▸ Problem details
Present every line of the entries below as a numbered list, skipping blank lines and leaving out the pictures.

▸ Exercise material
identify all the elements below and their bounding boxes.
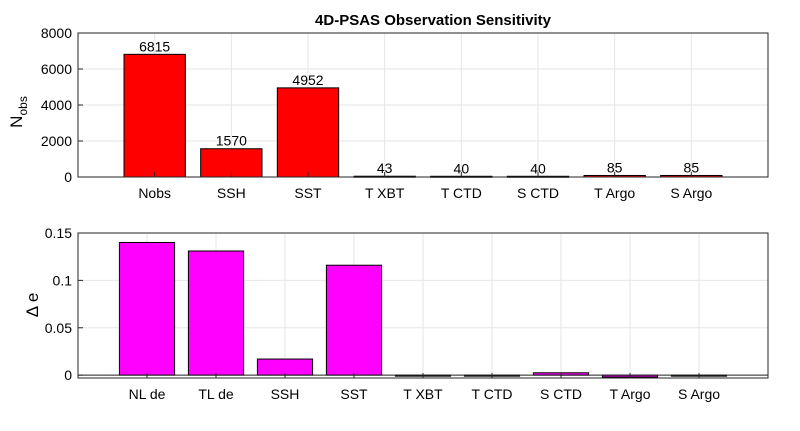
x-tick-label: T CTD bbox=[441, 185, 482, 201]
data-label: 1570 bbox=[216, 133, 247, 149]
axes-box bbox=[77, 232, 769, 379]
x-tick-label: T Argo bbox=[594, 185, 635, 201]
x-tick-label: T CTD bbox=[472, 386, 513, 402]
chart-title: 4D-PSAS Observation Sensitivity bbox=[315, 12, 552, 29]
y-tick-label: 0 bbox=[64, 169, 72, 185]
x-tick-label: S CTD bbox=[517, 185, 559, 201]
y-tick-label: 0.1 bbox=[53, 272, 73, 288]
y-tick-label: 0 bbox=[64, 367, 72, 383]
x-tick-label: T Argo bbox=[610, 386, 651, 402]
x-tick-label: TL de bbox=[198, 386, 233, 402]
x-tick-label: T XBT bbox=[365, 185, 405, 201]
bar-ssh bbox=[256, 358, 314, 376]
y-tick-label: 8000 bbox=[41, 25, 72, 41]
bar-nobs bbox=[123, 53, 186, 178]
bottom-y-axis-label: Δ e bbox=[23, 293, 42, 318]
x-tick-label: Nobs bbox=[138, 185, 171, 201]
axes-box bbox=[77, 32, 769, 178]
top-y-axis-label-main: N bbox=[7, 116, 26, 128]
observation-count-chart: 0 2000 4000 6000 8000 6815 Nobs 1570 SSH 4952 SST 4… bbox=[41, 25, 769, 201]
data-label: 40 bbox=[530, 160, 546, 176]
bar-sst bbox=[276, 87, 340, 178]
y-tick-label: 0.05 bbox=[45, 320, 72, 336]
data-label: 85 bbox=[607, 159, 623, 175]
x-tick-label: SSH bbox=[271, 386, 300, 402]
x-tick-label: NL de bbox=[129, 386, 166, 402]
y-tick-label: 6000 bbox=[41, 61, 72, 77]
data-label: 43 bbox=[377, 160, 393, 176]
data-label: 4952 bbox=[292, 72, 323, 88]
data-label: 6815 bbox=[139, 38, 170, 54]
x-tick-label: S CTD bbox=[540, 386, 582, 402]
bar-sst bbox=[325, 264, 383, 376]
y-tick-label: 0.15 bbox=[45, 225, 72, 241]
data-label: 40 bbox=[454, 160, 470, 176]
x-tick-label: SST bbox=[294, 185, 322, 201]
x-tick-label: T XBT bbox=[403, 386, 443, 402]
x-tick-label: S Argo bbox=[670, 185, 712, 201]
data-label: 85 bbox=[684, 159, 700, 175]
top-y-axis-label: Nobs bbox=[7, 96, 30, 128]
bar-nl-de bbox=[118, 241, 176, 376]
y-tick-label: 2000 bbox=[41, 133, 72, 149]
x-tick-label: SSH bbox=[217, 185, 246, 201]
top-y-axis-label-subscript: obs bbox=[16, 96, 30, 115]
bar-tl-de bbox=[187, 250, 245, 376]
x-tick-label: S Argo bbox=[678, 386, 720, 402]
delta-e-chart: 0 0.05 0.1 0.15 NL de TL de SSH SST T XBT T CTD S … bbox=[45, 225, 769, 402]
y-tick-label: 4000 bbox=[41, 97, 72, 113]
x-tick-label: SST bbox=[340, 386, 368, 402]
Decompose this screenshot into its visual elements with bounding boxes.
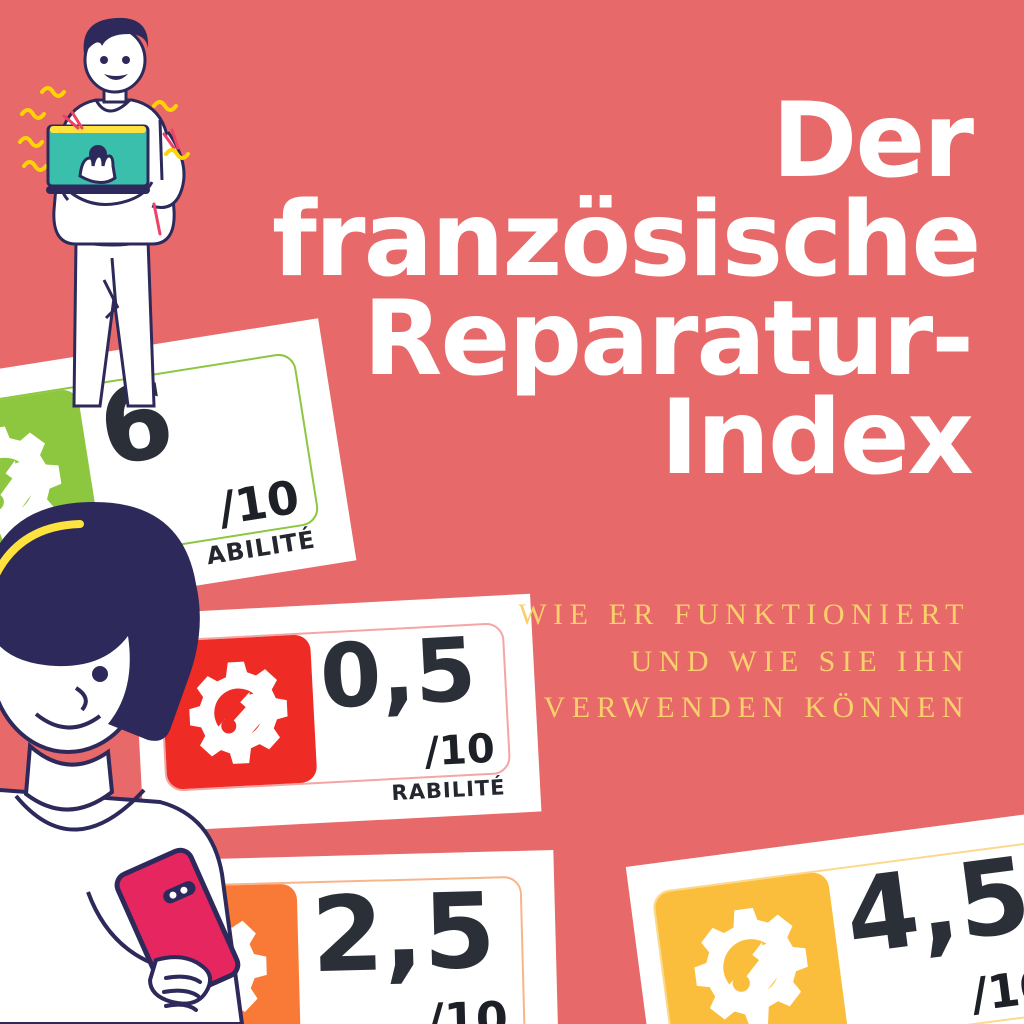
score-value: 2,5 [309,869,498,997]
title-line-2: französische [272,179,981,300]
label-inner-frame: 0,5 /10 [157,618,512,793]
title-line-3: Reparatur- [363,278,974,399]
illustration-woman-with-phone [0,460,300,1024]
score-value: 4,5 [838,832,1024,978]
illustration-man-with-laptop [8,8,258,408]
repair-index-label-red[interactable]: 0,5 /10 RABILITÉ [145,610,525,820]
score-denominator: /10 [967,958,1024,1023]
gear-wrench-icon [653,871,850,1024]
title-line-1: Der [771,81,974,201]
title-line-4: Index [660,377,974,498]
gear-wrench-icon [159,634,318,791]
subtitle-line-2: UND WIE SIE IHN [630,644,970,678]
page-subtitle: WIE ER FUNKTIONIERT UND WIE SIE IHN VERW… [330,592,970,732]
score-denominator: /10 [423,725,496,776]
repair-index-label-yellow[interactable]: 4,5 /10 RABILITÉ [635,824,1024,1024]
label-inner-frame: 4,5 /10 [650,832,1024,1024]
score-area: 2,5 /10 [297,869,524,1024]
page-title: Der französische Reparatur- Index [272,81,981,498]
score-denominator: /10 [426,991,509,1024]
subtitle-line-1: WIE ER FUNKTIONIERT [518,598,970,631]
score-area: 4,5 /10 [827,832,1024,1024]
subtitle-line-3: VERWENDEN KÖNNEN [543,691,970,724]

▸ Full solution
1. identify all the elements below and their bounding boxes.
2. x-tick-label: T CTD bbox=[441, 185, 482, 201]
3. data-label: 1570 bbox=[216, 133, 247, 149]
4. axes-box bbox=[77, 232, 769, 379]
5. x-tick-label: T Argo bbox=[594, 185, 635, 201]
6. x-tick-label: T CTD bbox=[472, 386, 513, 402]
7. chart-title: 4D-PSAS Observation Sensitivity bbox=[315, 12, 552, 29]
8. y-tick-label: 0 bbox=[64, 169, 72, 185]
9. x-tick-label: S CTD bbox=[517, 185, 559, 201]
10. y-tick-label: 0.1 bbox=[53, 272, 73, 288]
11. y-tick-label: 0 bbox=[64, 367, 72, 383]
12. x-tick-label: T Argo bbox=[610, 386, 651, 402]
13. x-tick-label: TL de bbox=[198, 386, 233, 402]
14. x-tick-label: T XBT bbox=[365, 185, 405, 201]
15. bar-ssh bbox=[256, 358, 314, 376]
16. y-tick-label: 8000 bbox=[41, 25, 72, 41]
17. bar-nobs bbox=[123, 53, 186, 178]
18. bottom-y-axis-label: Δ e bbox=[23, 293, 42, 318]
19. x-tick-label: Nobs bbox=[138, 185, 171, 201]
20. axes-box bbox=[77, 32, 769, 178]
21. top-y-axis-label-main: N bbox=[7, 116, 26, 128]
22. observation-count-chart: 0 2000 4000 6000 8000 6815 Nobs 1570 SSH 4952 SST 4… bbox=[41, 25, 769, 201]
23. data-label: 40 bbox=[530, 160, 546, 176]
24. bar-sst bbox=[276, 87, 340, 178]
25. y-tick-label: 0.05 bbox=[45, 320, 72, 336]
26. data-label: 85 bbox=[607, 159, 623, 175]
27. x-tick-label: SSH bbox=[271, 386, 300, 402]
28. x-tick-label: NL de bbox=[129, 386, 166, 402]
29. y-tick-label: 6000 bbox=[41, 61, 72, 77]
30. data-label: 43 bbox=[377, 160, 393, 176]
31. data-label: 4952 bbox=[292, 72, 323, 88]
32. data-label: 6815 bbox=[139, 38, 170, 54]
33. x-tick-label: S CTD bbox=[540, 386, 582, 402]
34. bar-sst bbox=[325, 264, 383, 376]
35. y-tick-label: 0.15 bbox=[45, 225, 72, 241]
36. data-label: 40 bbox=[454, 160, 470, 176]
37. x-tick-label: SST bbox=[294, 185, 322, 201]
38. x-tick-label: T XBT bbox=[403, 386, 443, 402]
39. x-tick-label: S Argo bbox=[670, 185, 712, 201]
40. data-label: 85 bbox=[684, 159, 700, 175]
41. top-y-axis-label: Nobs bbox=[7, 96, 30, 128]
42. bar-nl-de bbox=[118, 241, 176, 376]
43. y-tick-label: 2000 bbox=[41, 133, 72, 149]
44. x-tick-label: SSH bbox=[217, 185, 246, 201]
45. top-y-axis-label-subscript: obs bbox=[16, 96, 30, 115]
46. bar-tl-de bbox=[187, 250, 245, 376]
47. x-tick-label: S Argo bbox=[678, 386, 720, 402]
48. delta-e-chart: 0 0.05 0.1 0.15 NL de TL de SSH SST T XBT T CTD S … bbox=[45, 225, 769, 402]
49. y-tick-label: 4000 bbox=[41, 97, 72, 113]
50. x-tick-label: SST bbox=[340, 386, 368, 402]
51. Decompose this screenshot into its visual elements with bounding boxes.
52. score-value: 2,5 [309,869,498,997]
53. title-line-2: französische [272,179,981,300]
54. label-inner-frame: 0,5 /10 [157,618,512,793]
55. title-line-3: Reparatur- [363,278,974,399]
56. illustration-woman-with-phone [0,460,300,1024]
57. score-value: 4,5 [838,832,1024,978]
58. illustration-man-with-laptop [8,8,258,408]
59. repair-index-label-red[interactable]: 0,5 /10 RABILITÉ [145,610,525,820]
60. score-denominator: /10 [967,958,1024,1023]
61. gear-wrench-icon [653,871,850,1024]
62. title-line-1: Der [771,81,974,201]
63. title-line-4: Index [660,377,974,498]
64. gear-wrench-icon [159,634,318,791]
65. subtitle-line-2: UND WIE SIE IHN [630,644,970,678]
66. page-subtitle: WIE ER FUNKTIONIERT UND WIE SIE IHN VERW… [330,592,970,732]
67. score-denominator: /10 [423,725,496,776]
68. repair-index-label-yellow[interactable]: 4,5 /10 RABILITÉ [635,824,1024,1024]
69. label-inner-frame: 4,5 /10 [650,832,1024,1024]
70. score-area: 2,5 /10 [297,869,524,1024]
71. page-title: Der französische Reparatur- Index [272,81,981,498]
72. score-denominator: /10 [426,991,509,1024]
73. subtitle-line-1: WIE ER FUNKTIONIERT [518,598,970,631]
74. score-area: 4,5 /10 [827,832,1024,1024]
75. subtitle-line-3: VERWENDEN KÖNNEN [543,691,970,724]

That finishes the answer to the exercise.